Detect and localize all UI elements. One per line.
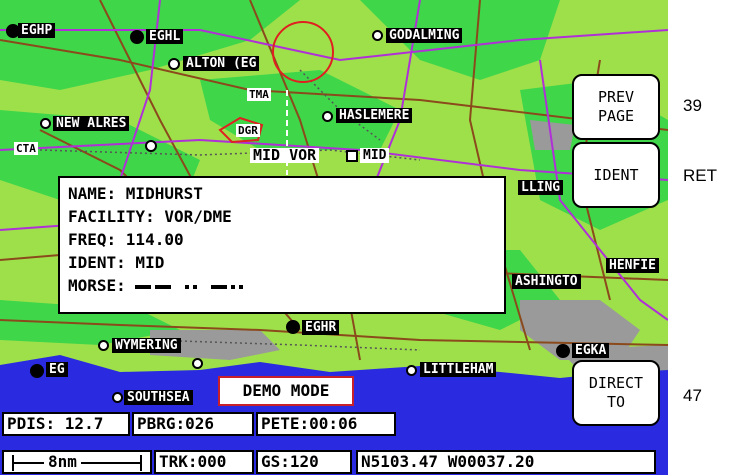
map-label-tma: TMA xyxy=(247,88,271,101)
info-name: NAME: MIDHURST xyxy=(68,184,203,203)
demo-mode-badge: DEMO MODE xyxy=(218,376,354,406)
town-icon[interactable] xyxy=(406,365,417,376)
key-number-ident: RET xyxy=(683,166,717,185)
info-morse: MORSE: xyxy=(68,274,496,297)
map-label-henfie[interactable]: HENFIE xyxy=(606,258,659,273)
map-label-godalming[interactable]: GODALMING xyxy=(386,28,463,43)
town-icon[interactable] xyxy=(98,340,109,351)
map-screen[interactable]: EGHP EGHL GODALMING ALTON (EG TMA NEW AL… xyxy=(0,0,668,475)
map-label-ashingto[interactable]: ASHINGTO xyxy=(512,274,581,289)
map-label-cta: CTA xyxy=(14,142,38,155)
airfield-icon[interactable] xyxy=(168,58,180,70)
map-label-eg[interactable]: EG xyxy=(46,362,68,377)
prev-page-button[interactable]: PREV PAGE xyxy=(572,74,660,140)
ident-label: IDENT xyxy=(593,165,639,184)
ident-button[interactable]: IDENT xyxy=(572,142,660,208)
town-icon[interactable] xyxy=(372,30,383,41)
map-label-mid-vor[interactable]: MID VOR xyxy=(250,148,320,163)
map-label-alton[interactable]: ALTON (EG xyxy=(183,56,260,71)
track-readout: TRK:000 xyxy=(154,450,254,474)
airfield-icon[interactable] xyxy=(145,140,157,152)
town-icon[interactable] xyxy=(112,392,123,403)
direct-to-button[interactable]: DIRECT TO xyxy=(572,360,660,426)
key-number-direct-to: 47 xyxy=(683,386,702,405)
pete-readout: PETE:00:06 xyxy=(256,412,396,436)
map-label-littleham[interactable]: LITTLEHAM xyxy=(420,362,497,377)
town-icon[interactable] xyxy=(322,111,333,122)
airfield-icon[interactable] xyxy=(556,344,570,358)
direct-to-label-2: TO xyxy=(606,393,626,411)
town-icon[interactable] xyxy=(40,118,51,129)
direct-to-label-1: DIRECT xyxy=(588,374,644,392)
position-readout: N5103.47 W00037.20 xyxy=(356,450,656,474)
key-number-prev-page: 39 xyxy=(683,96,702,115)
info-ident: IDENT: MID xyxy=(68,253,165,272)
map-label-haslemere[interactable]: HASLEMERE xyxy=(336,108,413,123)
map-label-mid[interactable]: MID xyxy=(360,148,390,163)
morse-code-icon xyxy=(135,276,247,295)
pdis-readout: PDIS: 12.7 xyxy=(2,412,130,436)
airfield-icon[interactable] xyxy=(286,320,300,334)
map-label-dgr: DGR xyxy=(236,124,260,137)
prev-page-label-1: PREV xyxy=(597,88,635,106)
airfield-icon[interactable] xyxy=(30,364,44,378)
vor-icon[interactable] xyxy=(346,150,358,162)
map-label-lling[interactable]: LLING xyxy=(518,180,564,195)
map-label-new-alres[interactable]: NEW ALRES xyxy=(53,116,130,131)
map-label-eghr[interactable]: EGHR xyxy=(302,320,340,335)
map-scale-bar: 8nm xyxy=(2,450,152,474)
pbrg-readout: PBRG:026 xyxy=(132,412,254,436)
town-icon[interactable] xyxy=(192,358,203,369)
airfield-icon[interactable] xyxy=(130,30,144,44)
ground-speed-readout: GS:120 xyxy=(256,450,352,474)
map-label-egka[interactable]: EGKA xyxy=(572,343,610,358)
scale-label: 8nm xyxy=(44,452,81,472)
map-label-southsea[interactable]: SOUTHSEA xyxy=(124,390,193,405)
info-facility: FACILITY: VOR/DME xyxy=(68,207,232,226)
prev-page-label-2: PAGE xyxy=(597,107,635,125)
map-label-eghp[interactable]: EGHP xyxy=(18,23,56,38)
waypoint-info-box: NAME: MIDHURST FACILITY: VOR/DME FREQ: 1… xyxy=(58,176,506,314)
map-label-wymering[interactable]: WYMERING xyxy=(112,338,181,353)
map-label-eghl[interactable]: EGHL xyxy=(146,29,184,44)
morse-label: MORSE: xyxy=(68,276,126,295)
info-frequency: FREQ: 114.00 xyxy=(68,230,184,249)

+ + + +

- _WRITTEN INSTRUCTION_: Lay out every line of the rows above as a numbered list, leaving out blank lines and the pictures.

- _EXERCISE RESULT_:
1. Detect and localize all UI elements. One per line.
2. map-label-tma: TMA xyxy=(247,88,271,101)
3. info-name: NAME: MIDHURST xyxy=(68,184,203,203)
4. demo-mode-badge: DEMO MODE xyxy=(218,376,354,406)
5. town-icon[interactable] xyxy=(406,365,417,376)
6. key-number-ident: RET xyxy=(683,166,717,185)
7. info-morse: MORSE: xyxy=(68,274,496,297)
8. map-label-henfie[interactable]: HENFIE xyxy=(606,258,659,273)
9. map-label-godalming[interactable]: GODALMING xyxy=(386,28,463,43)
10. town-icon[interactable] xyxy=(98,340,109,351)
11. map-screen[interactable]: EGHP EGHL GODALMING ALTON (EG TMA NEW AL… xyxy=(0,0,668,475)
12. map-label-ashingto[interactable]: ASHINGTO xyxy=(512,274,581,289)
13. map-label-cta: CTA xyxy=(14,142,38,155)
14. airfield-icon[interactable] xyxy=(168,58,180,70)
15. map-label-eg[interactable]: EG xyxy=(46,362,68,377)
16. prev-page-button[interactable]: PREV PAGE xyxy=(572,74,660,140)
17. ident-label: IDENT xyxy=(593,165,639,184)
18. ident-button[interactable]: IDENT xyxy=(572,142,660,208)
19. town-icon[interactable] xyxy=(372,30,383,41)
20. map-label-mid-vor[interactable]: MID VOR xyxy=(250,148,320,163)
21. map-label-alton[interactable]: ALTON (EG xyxy=(183,56,260,71)
22. track-readout: TRK:000 xyxy=(154,450,254,474)
23. airfield-icon[interactable] xyxy=(145,140,157,152)
24. town-icon[interactable] xyxy=(112,392,123,403)
25. direct-to-button[interactable]: DIRECT TO xyxy=(572,360,660,426)
26. key-number-direct-to: 47 xyxy=(683,386,702,405)
27. pete-readout: PETE:00:06 xyxy=(256,412,396,436)
28. map-label-littleham[interactable]: LITTLEHAM xyxy=(420,362,497,377)
29. town-icon[interactable] xyxy=(322,111,333,122)
30. airfield-icon[interactable] xyxy=(556,344,570,358)
31. direct-to-label-2: TO xyxy=(606,393,626,411)
32. town-icon[interactable] xyxy=(40,118,51,129)
33. direct-to-label-1: DIRECT xyxy=(588,374,644,392)
34. position-readout: N5103.47 W00037.20 xyxy=(356,450,656,474)
35. key-number-prev-page: 39 xyxy=(683,96,702,115)
36. info-ident: IDENT: MID xyxy=(68,253,165,272)
37. map-label-haslemere[interactable]: HASLEMERE xyxy=(336,108,413,123)
38. map-label-mid[interactable]: MID xyxy=(360,148,390,163)
39. morse-code-icon xyxy=(135,276,247,295)
40. pdis-readout: PDIS: 12.7 xyxy=(2,412,130,436)
41. airfield-icon[interactable] xyxy=(286,320,300,334)
42. map-label-dgr: DGR xyxy=(236,124,260,137)
43. prev-page-label-1: PREV xyxy=(597,88,635,106)
44. airfield-icon[interactable] xyxy=(30,364,44,378)
45. vor-icon[interactable] xyxy=(346,150,358,162)
46. map-label-lling[interactable]: LLING xyxy=(518,180,564,195)
47. map-label-new-alres[interactable]: NEW ALRES xyxy=(53,116,130,131)
48. map-label-eghr[interactable]: EGHR xyxy=(302,320,340,335)
49. map-scale-bar: 8nm xyxy=(2,450,152,474)
50. pbrg-readout: PBRG:026 xyxy=(132,412,254,436)
51. town-icon[interactable] xyxy=(192,358,203,369)
52. airfield-icon[interactable] xyxy=(130,30,144,44)
53. ground-speed-readout: GS:120 xyxy=(256,450,352,474)
54. map-label-egka[interactable]: EGKA xyxy=(572,343,610,358)
55. scale-label: 8nm xyxy=(44,452,81,472)
56. map-label-southsea[interactable]: SOUTHSEA xyxy=(124,390,193,405)
57. info-facility: FACILITY: VOR/DME xyxy=(68,207,232,226)
58. prev-page-label-2: PAGE xyxy=(597,107,635,125)
59. map-label-eghp[interactable]: EGHP xyxy=(18,23,56,38)
60. waypoint-info-box: NAME: MIDHURST FACILITY: VOR/DME FREQ: 1… xyxy=(58,176,506,314)
61. map-label-wymering[interactable]: WYMERING xyxy=(112,338,181,353)
62. map-label-eghl[interactable]: EGHL xyxy=(146,29,184,44)
63. morse-label: MORSE: xyxy=(68,276,126,295)
64. info-frequency: FREQ: 114.00 xyxy=(68,230,184,249)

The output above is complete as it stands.